• _Direction_
Make an exact copy of the data below, leaving out every picture.

-- start of Records to use --

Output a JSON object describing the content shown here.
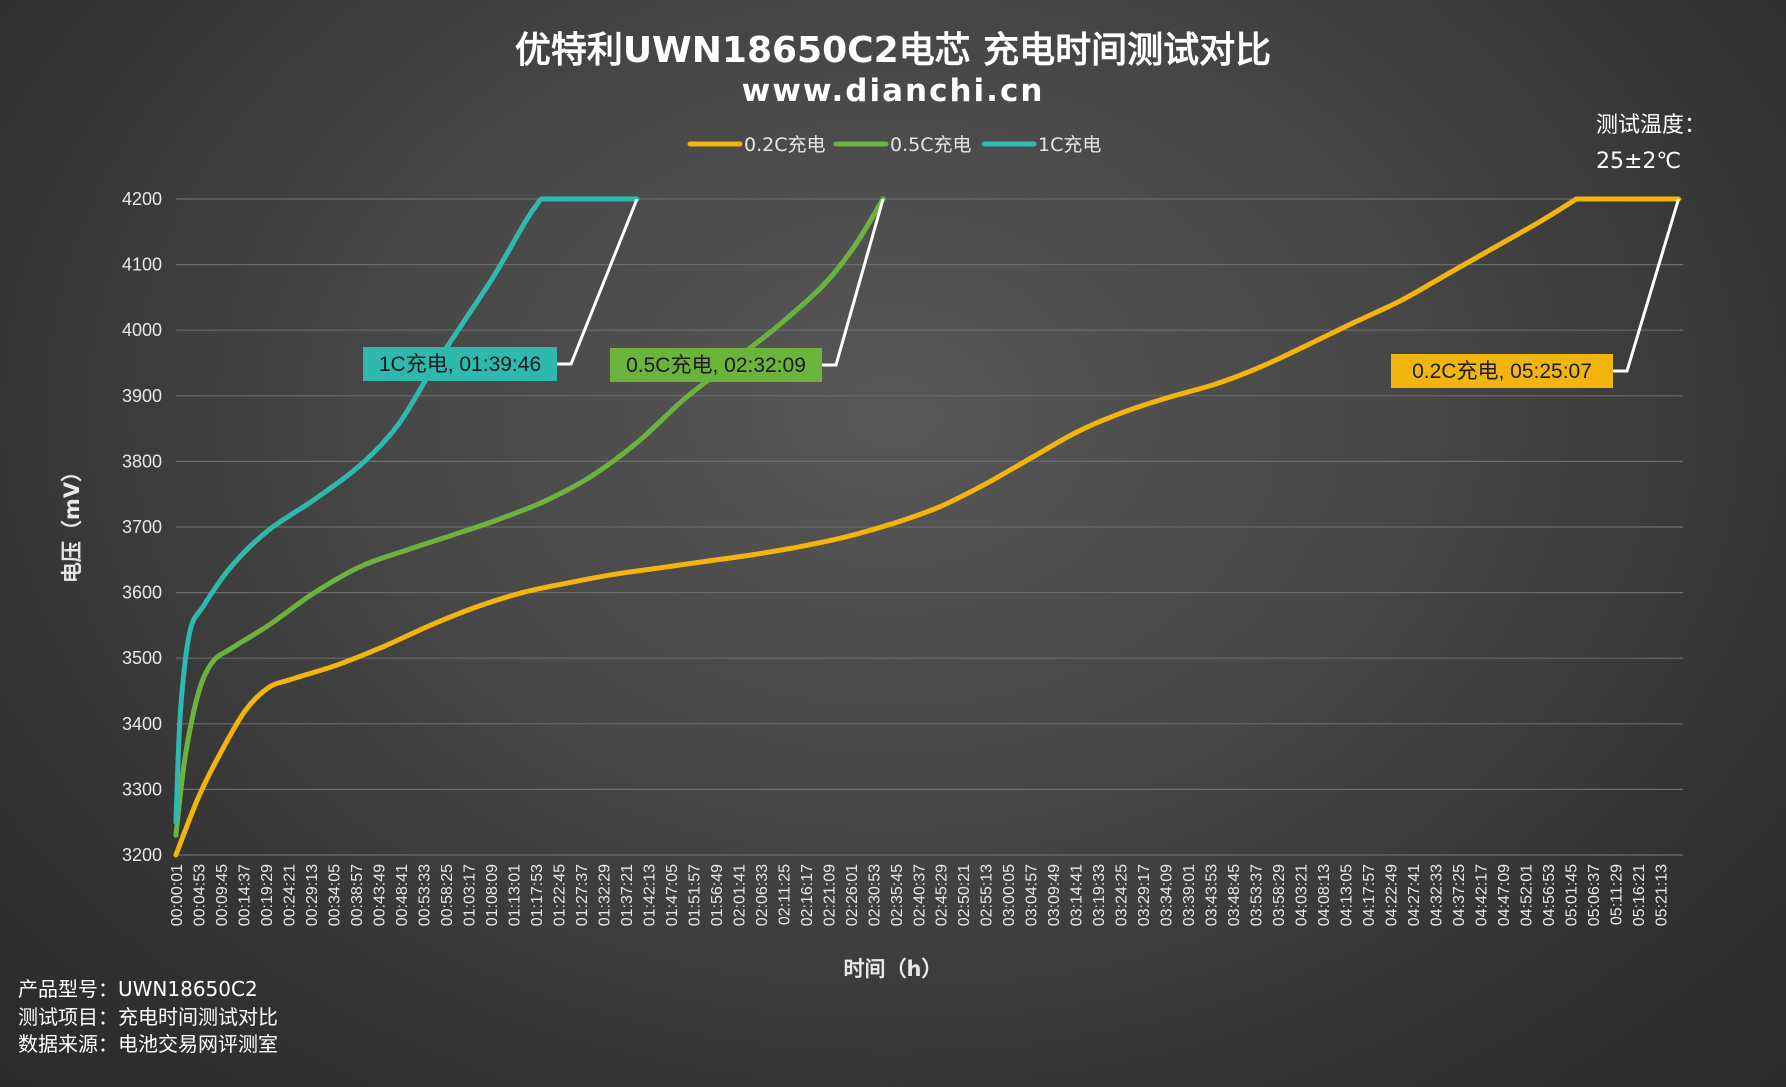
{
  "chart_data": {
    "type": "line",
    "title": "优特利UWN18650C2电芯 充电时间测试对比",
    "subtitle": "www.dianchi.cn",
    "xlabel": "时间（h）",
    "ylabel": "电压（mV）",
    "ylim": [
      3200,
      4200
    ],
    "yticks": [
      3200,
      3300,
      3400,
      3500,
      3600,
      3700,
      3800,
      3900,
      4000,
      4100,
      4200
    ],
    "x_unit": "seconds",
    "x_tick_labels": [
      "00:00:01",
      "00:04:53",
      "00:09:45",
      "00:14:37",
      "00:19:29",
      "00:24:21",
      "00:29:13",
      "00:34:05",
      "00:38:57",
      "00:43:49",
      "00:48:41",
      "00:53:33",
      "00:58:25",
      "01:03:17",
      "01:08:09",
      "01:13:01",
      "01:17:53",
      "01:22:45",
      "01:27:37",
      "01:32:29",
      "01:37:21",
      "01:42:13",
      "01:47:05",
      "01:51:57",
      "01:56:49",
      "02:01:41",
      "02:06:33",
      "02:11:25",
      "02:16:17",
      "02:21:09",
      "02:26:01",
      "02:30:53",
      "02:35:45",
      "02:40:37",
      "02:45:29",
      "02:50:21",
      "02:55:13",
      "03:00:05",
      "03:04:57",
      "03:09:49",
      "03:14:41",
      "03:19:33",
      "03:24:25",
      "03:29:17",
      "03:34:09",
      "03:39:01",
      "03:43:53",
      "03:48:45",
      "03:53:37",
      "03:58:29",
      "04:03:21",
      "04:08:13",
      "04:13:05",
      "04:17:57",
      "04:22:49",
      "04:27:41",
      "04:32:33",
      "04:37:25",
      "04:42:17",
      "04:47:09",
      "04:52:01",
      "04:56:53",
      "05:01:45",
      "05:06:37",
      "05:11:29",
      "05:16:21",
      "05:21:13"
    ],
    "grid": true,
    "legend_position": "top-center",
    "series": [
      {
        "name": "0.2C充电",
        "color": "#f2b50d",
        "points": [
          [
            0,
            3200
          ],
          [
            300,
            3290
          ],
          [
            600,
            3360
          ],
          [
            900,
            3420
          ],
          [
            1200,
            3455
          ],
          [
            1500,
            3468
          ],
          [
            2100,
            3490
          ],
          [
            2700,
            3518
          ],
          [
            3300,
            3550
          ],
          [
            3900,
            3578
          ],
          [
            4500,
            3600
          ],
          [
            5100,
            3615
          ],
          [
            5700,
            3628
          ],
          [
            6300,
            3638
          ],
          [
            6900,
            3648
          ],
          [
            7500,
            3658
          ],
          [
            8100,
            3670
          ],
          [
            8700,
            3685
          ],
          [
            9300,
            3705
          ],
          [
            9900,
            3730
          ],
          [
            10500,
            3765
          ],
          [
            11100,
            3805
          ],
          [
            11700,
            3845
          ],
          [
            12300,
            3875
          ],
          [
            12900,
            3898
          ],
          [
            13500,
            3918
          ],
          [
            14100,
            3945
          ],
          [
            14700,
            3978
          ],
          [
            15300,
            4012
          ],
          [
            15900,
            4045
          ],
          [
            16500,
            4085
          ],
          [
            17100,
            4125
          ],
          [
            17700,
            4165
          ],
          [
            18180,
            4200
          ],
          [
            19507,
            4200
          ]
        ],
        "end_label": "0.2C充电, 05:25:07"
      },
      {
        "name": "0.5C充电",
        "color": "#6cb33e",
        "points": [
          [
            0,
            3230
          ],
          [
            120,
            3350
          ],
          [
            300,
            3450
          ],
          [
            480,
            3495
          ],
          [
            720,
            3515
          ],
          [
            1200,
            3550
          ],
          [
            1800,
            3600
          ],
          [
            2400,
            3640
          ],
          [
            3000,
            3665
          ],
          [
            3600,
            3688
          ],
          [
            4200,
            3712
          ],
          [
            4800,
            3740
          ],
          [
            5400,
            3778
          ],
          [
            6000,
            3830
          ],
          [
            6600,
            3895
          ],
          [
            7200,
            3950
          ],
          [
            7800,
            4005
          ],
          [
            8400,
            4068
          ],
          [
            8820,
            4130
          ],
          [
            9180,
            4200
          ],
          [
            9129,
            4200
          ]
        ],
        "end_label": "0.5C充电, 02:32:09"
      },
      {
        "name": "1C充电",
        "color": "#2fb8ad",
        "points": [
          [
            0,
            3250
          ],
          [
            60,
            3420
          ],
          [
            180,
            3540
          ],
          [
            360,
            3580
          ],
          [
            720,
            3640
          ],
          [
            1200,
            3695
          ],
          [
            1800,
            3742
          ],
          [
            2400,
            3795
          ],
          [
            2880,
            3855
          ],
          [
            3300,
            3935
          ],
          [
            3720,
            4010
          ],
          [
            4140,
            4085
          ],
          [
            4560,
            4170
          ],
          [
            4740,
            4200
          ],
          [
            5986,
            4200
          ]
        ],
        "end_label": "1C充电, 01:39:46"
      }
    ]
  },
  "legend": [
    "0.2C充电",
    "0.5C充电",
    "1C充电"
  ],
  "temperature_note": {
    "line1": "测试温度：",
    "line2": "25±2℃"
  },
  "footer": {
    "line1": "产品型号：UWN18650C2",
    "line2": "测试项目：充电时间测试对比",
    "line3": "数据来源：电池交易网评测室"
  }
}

-- end of Records to use --

• _Result of this exercise_
Output a JSON object describing the content shown here.
{
  "chart_data": {
    "type": "line",
    "title": "优特利UWN18650C2电芯 充电时间测试对比",
    "subtitle": "www.dianchi.cn",
    "xlabel": "时间（h）",
    "ylabel": "电压（mV）",
    "ylim": [
      3200,
      4200
    ],
    "yticks": [
      3200,
      3300,
      3400,
      3500,
      3600,
      3700,
      3800,
      3900,
      4000,
      4100,
      4200
    ],
    "x_unit": "seconds",
    "x_tick_labels": [
      "00:00:01",
      "00:04:53",
      "00:09:45",
      "00:14:37",
      "00:19:29",
      "00:24:21",
      "00:29:13",
      "00:34:05",
      "00:38:57",
      "00:43:49",
      "00:48:41",
      "00:53:33",
      "00:58:25",
      "01:03:17",
      "01:08:09",
      "01:13:01",
      "01:17:53",
      "01:22:45",
      "01:27:37",
      "01:32:29",
      "01:37:21",
      "01:42:13",
      "01:47:05",
      "01:51:57",
      "01:56:49",
      "02:01:41",
      "02:06:33",
      "02:11:25",
      "02:16:17",
      "02:21:09",
      "02:26:01",
      "02:30:53",
      "02:35:45",
      "02:40:37",
      "02:45:29",
      "02:50:21",
      "02:55:13",
      "03:00:05",
      "03:04:57",
      "03:09:49",
      "03:14:41",
      "03:19:33",
      "03:24:25",
      "03:29:17",
      "03:34:09",
      "03:39:01",
      "03:43:53",
      "03:48:45",
      "03:53:37",
      "03:58:29",
      "04:03:21",
      "04:08:13",
      "04:13:05",
      "04:17:57",
      "04:22:49",
      "04:27:41",
      "04:32:33",
      "04:37:25",
      "04:42:17",
      "04:47:09",
      "04:52:01",
      "04:56:53",
      "05:01:45",
      "05:06:37",
      "05:11:29",
      "05:16:21",
      "05:21:13"
    ],
    "grid": true,
    "legend_position": "top-center",
    "series": [
      {
        "name": "0.2C充电",
        "color": "#f2b50d",
        "points": [
          [
            0,
            3200
          ],
          [
            300,
            3290
          ],
          [
            600,
            3360
          ],
          [
            900,
            3420
          ],
          [
            1200,
            3455
          ],
          [
            1500,
            3468
          ],
          [
            2100,
            3490
          ],
          [
            2700,
            3518
          ],
          [
            3300,
            3550
          ],
          [
            3900,
            3578
          ],
          [
            4500,
            3600
          ],
          [
            5100,
            3615
          ],
          [
            5700,
            3628
          ],
          [
            6300,
            3638
          ],
          [
            6900,
            3648
          ],
          [
            7500,
            3658
          ],
          [
            8100,
            3670
          ],
          [
            8700,
            3685
          ],
          [
            9300,
            3705
          ],
          [
            9900,
            3730
          ],
          [
            10500,
            3765
          ],
          [
            11100,
            3805
          ],
          [
            11700,
            3845
          ],
          [
            12300,
            3875
          ],
          [
            12900,
            3898
          ],
          [
            13500,
            3918
          ],
          [
            14100,
            3945
          ],
          [
            14700,
            3978
          ],
          [
            15300,
            4012
          ],
          [
            15900,
            4045
          ],
          [
            16500,
            4085
          ],
          [
            17100,
            4125
          ],
          [
            17700,
            4165
          ],
          [
            18180,
            4200
          ],
          [
            19507,
            4200
          ]
        ],
        "end_label": "0.2C充电, 05:25:07"
      },
      {
        "name": "0.5C充电",
        "color": "#6cb33e",
        "points": [
          [
            0,
            3230
          ],
          [
            120,
            3350
          ],
          [
            300,
            3450
          ],
          [
            480,
            3495
          ],
          [
            720,
            3515
          ],
          [
            1200,
            3550
          ],
          [
            1800,
            3600
          ],
          [
            2400,
            3640
          ],
          [
            3000,
            3665
          ],
          [
            3600,
            3688
          ],
          [
            4200,
            3712
          ],
          [
            4800,
            3740
          ],
          [
            5400,
            3778
          ],
          [
            6000,
            3830
          ],
          [
            6600,
            3895
          ],
          [
            7200,
            3950
          ],
          [
            7800,
            4005
          ],
          [
            8400,
            4068
          ],
          [
            8820,
            4130
          ],
          [
            9180,
            4200
          ],
          [
            9129,
            4200
          ]
        ],
        "end_label": "0.5C充电, 02:32:09"
      },
      {
        "name": "1C充电",
        "color": "#2fb8ad",
        "points": [
          [
            0,
            3250
          ],
          [
            60,
            3420
          ],
          [
            180,
            3540
          ],
          [
            360,
            3580
          ],
          [
            720,
            3640
          ],
          [
            1200,
            3695
          ],
          [
            1800,
            3742
          ],
          [
            2400,
            3795
          ],
          [
            2880,
            3855
          ],
          [
            3300,
            3935
          ],
          [
            3720,
            4010
          ],
          [
            4140,
            4085
          ],
          [
            4560,
            4170
          ],
          [
            4740,
            4200
          ],
          [
            5986,
            4200
          ]
        ],
        "end_label": "1C充电, 01:39:46"
      }
    ]
  },
  "legend": [
    "0.2C充电",
    "0.5C充电",
    "1C充电"
  ],
  "temperature_note": {
    "line1": "测试温度：",
    "line2": "25±2℃"
  },
  "footer": {
    "line1": "产品型号：UWN18650C2",
    "line2": "测试项目：充电时间测试对比",
    "line3": "数据来源：电池交易网评测室"
  }
}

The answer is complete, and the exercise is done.